_Excerpt provided_:
- Opening Delimiter -

I know I do risk sounding super entitled about my work-from-home situation, but can I just gush for a moment how grateful I am to be close to my kitchen? Let’s be honest – there’s no worse food-related pressure than workplace treats that tempt you into unhealthy eating patterns. You know you don’t need that donut or decadent iced latté when you’ve already had breakfast, but it’s sitting there right when you walk into the office, and you feel guilty if you don’t indulge.

One of the longest, but most rewarding ways I have shed my “feminist” skin is by taking better care of my body, inside and out. In teenagehood, I felt so much angst toward my body, and despite being a competitive dancer, I ate my feelings and allowed myself to put on weight. Deep down, it really bothered me that I kept eating so much takeout packed with nasty ingredients that weren’t doing my figure any justice or ultra-processed groceries that I genuinely thought were healthy.

On my feminist to feminine journey, I have made some mistakes along the way. I will admit that I got quite controlling about my nutrition. Things that I thought were right (primarily eating lower calorie, yet low nutrient density foods) in an effort to lose some of that weight weren’t actually fueling me for physical fitness. I struggled to find a good balance between cardio and weight lifting and thought I should just pick one or the other.

Weight lifting or pilates is what keeps your muscle tone looking sexy and healthy, but you do also need to be keeping up with cardio. You shouldn’t exhaust yourself, however, because too much cardio can contribute to amenorrhea. This is where the hot girl walk can quickly become one of your best go-to workouts.

- Closing Delimiter -

_Dataset excerpts_:
- Opening Delimiter -

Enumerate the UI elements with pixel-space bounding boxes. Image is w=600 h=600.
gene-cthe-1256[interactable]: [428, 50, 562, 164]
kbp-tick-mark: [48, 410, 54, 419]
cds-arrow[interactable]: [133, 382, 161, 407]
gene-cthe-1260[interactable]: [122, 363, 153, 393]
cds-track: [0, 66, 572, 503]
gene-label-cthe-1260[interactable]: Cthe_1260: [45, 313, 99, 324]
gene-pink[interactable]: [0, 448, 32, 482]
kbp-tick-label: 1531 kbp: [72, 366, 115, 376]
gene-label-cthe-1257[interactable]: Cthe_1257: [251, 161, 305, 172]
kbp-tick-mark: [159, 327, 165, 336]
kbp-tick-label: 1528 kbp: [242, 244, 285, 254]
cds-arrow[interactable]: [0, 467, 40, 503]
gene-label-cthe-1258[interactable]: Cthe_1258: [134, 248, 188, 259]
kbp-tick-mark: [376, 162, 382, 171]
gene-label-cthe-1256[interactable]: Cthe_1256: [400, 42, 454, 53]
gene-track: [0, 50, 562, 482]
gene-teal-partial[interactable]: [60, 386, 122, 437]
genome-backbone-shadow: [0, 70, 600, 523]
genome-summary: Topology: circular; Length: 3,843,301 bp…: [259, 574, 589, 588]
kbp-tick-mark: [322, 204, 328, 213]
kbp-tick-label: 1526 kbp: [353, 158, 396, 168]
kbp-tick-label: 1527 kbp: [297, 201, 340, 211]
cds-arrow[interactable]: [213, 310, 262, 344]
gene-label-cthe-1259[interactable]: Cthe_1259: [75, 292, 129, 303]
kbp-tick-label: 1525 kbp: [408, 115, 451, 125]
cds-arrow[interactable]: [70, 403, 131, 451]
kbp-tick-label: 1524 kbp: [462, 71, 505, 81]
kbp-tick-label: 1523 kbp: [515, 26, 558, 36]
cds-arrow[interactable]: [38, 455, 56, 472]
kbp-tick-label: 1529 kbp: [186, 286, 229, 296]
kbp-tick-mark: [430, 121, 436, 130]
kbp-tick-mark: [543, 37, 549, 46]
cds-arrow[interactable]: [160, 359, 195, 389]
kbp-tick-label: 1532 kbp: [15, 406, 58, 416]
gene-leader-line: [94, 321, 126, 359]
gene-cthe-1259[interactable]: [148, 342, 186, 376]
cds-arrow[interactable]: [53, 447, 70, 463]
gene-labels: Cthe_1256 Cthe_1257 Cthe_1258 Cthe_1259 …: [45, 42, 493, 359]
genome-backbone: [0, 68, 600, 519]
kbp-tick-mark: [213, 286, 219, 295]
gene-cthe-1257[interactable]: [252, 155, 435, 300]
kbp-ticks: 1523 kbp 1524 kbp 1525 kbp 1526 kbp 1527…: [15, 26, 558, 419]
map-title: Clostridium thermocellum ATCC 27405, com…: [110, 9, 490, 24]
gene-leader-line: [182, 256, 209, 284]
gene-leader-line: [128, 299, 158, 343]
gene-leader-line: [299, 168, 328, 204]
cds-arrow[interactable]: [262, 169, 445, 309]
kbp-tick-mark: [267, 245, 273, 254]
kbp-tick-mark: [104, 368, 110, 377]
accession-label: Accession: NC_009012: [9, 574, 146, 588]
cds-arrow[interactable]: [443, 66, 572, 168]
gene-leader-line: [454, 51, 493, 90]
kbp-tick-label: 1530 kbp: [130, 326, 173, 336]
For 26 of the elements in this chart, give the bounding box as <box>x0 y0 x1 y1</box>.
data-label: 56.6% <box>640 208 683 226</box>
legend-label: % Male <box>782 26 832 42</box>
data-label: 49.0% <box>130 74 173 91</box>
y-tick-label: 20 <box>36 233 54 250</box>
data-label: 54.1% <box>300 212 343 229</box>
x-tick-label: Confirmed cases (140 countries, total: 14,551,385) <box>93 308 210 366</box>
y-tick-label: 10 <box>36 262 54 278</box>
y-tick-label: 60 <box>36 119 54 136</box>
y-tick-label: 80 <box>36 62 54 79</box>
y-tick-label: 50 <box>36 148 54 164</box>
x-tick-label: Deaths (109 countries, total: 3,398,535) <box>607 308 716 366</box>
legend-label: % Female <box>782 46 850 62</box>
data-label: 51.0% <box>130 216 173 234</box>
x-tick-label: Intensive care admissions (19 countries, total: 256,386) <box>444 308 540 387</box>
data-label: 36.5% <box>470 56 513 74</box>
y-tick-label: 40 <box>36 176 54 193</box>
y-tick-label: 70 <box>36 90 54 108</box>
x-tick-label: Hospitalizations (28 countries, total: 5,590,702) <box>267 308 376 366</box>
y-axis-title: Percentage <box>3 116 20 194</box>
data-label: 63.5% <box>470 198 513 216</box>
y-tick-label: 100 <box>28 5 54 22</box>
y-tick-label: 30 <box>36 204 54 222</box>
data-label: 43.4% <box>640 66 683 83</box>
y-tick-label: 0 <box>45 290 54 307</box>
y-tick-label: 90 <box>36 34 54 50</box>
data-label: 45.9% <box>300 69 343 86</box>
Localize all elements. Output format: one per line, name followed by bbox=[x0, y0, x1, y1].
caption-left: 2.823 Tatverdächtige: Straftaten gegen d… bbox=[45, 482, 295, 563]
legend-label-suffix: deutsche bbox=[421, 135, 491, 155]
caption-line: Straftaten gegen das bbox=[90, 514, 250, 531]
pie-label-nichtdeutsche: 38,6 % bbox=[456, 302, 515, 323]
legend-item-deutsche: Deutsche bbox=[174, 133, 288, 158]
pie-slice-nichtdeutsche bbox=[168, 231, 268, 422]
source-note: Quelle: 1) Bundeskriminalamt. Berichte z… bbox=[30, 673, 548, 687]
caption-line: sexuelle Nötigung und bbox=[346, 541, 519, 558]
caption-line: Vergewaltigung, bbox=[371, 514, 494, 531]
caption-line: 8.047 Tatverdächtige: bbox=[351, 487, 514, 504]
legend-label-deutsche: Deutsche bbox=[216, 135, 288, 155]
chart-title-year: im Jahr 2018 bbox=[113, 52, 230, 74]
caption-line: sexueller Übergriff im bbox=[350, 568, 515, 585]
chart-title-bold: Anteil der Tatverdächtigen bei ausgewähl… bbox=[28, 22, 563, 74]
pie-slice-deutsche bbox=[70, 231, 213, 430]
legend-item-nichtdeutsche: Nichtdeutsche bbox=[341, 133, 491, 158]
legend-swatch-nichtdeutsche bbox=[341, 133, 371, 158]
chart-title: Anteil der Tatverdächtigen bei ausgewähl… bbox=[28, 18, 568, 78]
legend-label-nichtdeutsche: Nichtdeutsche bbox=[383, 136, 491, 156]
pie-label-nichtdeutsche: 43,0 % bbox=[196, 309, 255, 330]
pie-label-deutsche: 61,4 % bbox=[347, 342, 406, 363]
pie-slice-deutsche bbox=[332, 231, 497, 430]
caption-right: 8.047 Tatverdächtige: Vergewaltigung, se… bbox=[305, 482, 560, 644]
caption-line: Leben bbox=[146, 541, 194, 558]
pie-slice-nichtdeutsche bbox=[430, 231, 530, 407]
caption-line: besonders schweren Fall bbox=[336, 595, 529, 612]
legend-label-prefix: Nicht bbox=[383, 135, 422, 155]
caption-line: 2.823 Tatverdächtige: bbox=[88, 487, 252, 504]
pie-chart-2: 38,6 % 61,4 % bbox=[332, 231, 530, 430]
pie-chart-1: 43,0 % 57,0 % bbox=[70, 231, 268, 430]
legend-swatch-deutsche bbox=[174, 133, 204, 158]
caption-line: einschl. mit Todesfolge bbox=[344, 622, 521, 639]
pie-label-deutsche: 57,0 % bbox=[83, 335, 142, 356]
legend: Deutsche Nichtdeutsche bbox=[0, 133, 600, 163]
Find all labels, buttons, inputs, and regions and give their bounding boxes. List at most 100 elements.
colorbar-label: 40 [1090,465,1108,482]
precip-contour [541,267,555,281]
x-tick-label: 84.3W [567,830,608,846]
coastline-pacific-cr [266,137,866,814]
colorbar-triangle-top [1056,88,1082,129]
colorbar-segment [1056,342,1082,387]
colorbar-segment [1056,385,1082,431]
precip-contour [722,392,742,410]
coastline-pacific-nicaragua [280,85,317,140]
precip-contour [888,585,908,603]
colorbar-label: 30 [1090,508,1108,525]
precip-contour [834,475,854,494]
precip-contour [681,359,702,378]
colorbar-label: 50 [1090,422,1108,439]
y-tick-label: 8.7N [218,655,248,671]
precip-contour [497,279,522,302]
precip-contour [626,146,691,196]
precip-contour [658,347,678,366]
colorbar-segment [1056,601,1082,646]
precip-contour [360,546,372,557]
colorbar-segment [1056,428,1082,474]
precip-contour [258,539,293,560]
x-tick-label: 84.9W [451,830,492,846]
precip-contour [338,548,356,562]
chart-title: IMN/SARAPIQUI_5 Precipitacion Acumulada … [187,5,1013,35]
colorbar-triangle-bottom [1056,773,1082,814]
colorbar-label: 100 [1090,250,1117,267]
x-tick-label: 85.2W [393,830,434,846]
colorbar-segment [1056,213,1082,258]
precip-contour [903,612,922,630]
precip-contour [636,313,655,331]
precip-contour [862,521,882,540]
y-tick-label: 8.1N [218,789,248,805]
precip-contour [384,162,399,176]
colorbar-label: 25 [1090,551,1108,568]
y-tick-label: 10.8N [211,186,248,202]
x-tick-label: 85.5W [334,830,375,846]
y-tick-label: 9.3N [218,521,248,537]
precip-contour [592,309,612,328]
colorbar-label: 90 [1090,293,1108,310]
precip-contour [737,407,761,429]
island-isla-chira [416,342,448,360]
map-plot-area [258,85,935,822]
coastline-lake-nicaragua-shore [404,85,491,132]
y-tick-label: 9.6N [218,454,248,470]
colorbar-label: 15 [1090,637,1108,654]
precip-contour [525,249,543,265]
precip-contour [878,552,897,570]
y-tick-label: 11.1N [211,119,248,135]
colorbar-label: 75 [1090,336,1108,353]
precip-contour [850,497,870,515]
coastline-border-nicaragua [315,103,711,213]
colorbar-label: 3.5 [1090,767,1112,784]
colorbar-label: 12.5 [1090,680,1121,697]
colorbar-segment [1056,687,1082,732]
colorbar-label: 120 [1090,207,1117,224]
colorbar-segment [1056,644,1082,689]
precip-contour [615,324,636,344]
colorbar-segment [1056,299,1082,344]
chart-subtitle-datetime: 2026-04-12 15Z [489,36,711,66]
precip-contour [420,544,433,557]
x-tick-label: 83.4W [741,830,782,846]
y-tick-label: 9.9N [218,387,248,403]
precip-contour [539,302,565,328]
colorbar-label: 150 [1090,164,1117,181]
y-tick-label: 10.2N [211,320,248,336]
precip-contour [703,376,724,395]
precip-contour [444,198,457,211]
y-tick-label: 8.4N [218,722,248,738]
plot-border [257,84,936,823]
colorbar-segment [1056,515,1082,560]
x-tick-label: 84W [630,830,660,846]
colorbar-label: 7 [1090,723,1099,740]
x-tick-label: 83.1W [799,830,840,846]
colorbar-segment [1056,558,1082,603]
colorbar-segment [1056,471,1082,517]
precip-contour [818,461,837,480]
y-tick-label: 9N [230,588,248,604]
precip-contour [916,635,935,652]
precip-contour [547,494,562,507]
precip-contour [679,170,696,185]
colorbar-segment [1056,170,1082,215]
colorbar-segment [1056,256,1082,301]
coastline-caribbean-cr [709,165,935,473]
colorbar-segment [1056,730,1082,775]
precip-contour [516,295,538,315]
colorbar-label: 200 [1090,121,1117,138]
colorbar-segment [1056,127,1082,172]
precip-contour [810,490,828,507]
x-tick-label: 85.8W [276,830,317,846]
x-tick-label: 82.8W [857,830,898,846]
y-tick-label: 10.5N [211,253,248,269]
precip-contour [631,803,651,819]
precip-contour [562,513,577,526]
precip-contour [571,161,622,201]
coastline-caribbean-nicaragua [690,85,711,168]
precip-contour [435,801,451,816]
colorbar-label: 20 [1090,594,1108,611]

- Closing Delimiter -

_Task instructions_:
#1 In the piece on food and fitness, write out the text from "Weight lifting or" to "best go-to workouts.", swapping "pilates" for "yoga".
#2 In the piece on food and fitness, what can too much cardio contribute to?

_Answers_:
#1
Weight lifting or yoga is what keeps your muscle tone looking sexy and healthy, but you do also need to be keeping up with cardio. You shouldn’t exhaust yourself, however, because too much cardio can contribute to amenorrhea. This is where the hot girl walk can quickly become one of your best go-to workouts.

#2 Amenorrhea.